[Records from a dataset]
--
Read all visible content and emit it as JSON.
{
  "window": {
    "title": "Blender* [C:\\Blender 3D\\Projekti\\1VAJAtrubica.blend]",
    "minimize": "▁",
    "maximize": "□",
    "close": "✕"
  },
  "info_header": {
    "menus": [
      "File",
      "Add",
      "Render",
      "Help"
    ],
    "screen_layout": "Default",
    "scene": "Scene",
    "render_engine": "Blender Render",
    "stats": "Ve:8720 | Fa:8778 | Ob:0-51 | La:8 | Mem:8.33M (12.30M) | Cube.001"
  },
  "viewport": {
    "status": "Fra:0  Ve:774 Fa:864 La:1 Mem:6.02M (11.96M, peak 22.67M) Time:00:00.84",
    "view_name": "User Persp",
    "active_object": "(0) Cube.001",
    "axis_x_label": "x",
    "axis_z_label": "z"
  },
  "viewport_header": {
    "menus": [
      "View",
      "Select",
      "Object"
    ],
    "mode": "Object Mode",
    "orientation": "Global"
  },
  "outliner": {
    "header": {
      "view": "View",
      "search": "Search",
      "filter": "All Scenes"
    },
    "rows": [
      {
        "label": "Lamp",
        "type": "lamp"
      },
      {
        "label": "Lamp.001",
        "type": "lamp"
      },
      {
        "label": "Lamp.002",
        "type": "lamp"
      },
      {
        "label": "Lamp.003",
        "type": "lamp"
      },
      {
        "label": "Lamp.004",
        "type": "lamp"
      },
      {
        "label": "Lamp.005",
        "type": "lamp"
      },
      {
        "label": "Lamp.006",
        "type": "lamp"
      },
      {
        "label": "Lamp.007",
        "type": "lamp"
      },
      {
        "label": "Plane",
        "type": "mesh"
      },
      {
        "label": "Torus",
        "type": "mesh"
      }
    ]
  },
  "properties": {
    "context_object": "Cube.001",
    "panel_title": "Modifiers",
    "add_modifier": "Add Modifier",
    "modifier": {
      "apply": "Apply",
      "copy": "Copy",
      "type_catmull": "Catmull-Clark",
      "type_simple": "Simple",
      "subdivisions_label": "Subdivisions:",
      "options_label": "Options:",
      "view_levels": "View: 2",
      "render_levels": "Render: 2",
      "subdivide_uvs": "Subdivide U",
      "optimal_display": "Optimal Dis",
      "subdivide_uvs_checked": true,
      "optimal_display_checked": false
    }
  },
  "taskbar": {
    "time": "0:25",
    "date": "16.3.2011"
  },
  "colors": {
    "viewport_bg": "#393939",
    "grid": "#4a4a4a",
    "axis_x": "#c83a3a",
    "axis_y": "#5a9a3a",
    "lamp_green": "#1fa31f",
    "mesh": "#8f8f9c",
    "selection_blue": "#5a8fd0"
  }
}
--
== Instructions to follow ==
Return each line of the listing that holds the string "Cube".

== Task result ==
    "stats": "Ve:8720 | Fa:8778 | Ob:0-51 | La:8 | Mem:8.33M (12.30M) | Cube.001"
    "active_object": "(0) Cube.001",
    "context_object": "Cube.001",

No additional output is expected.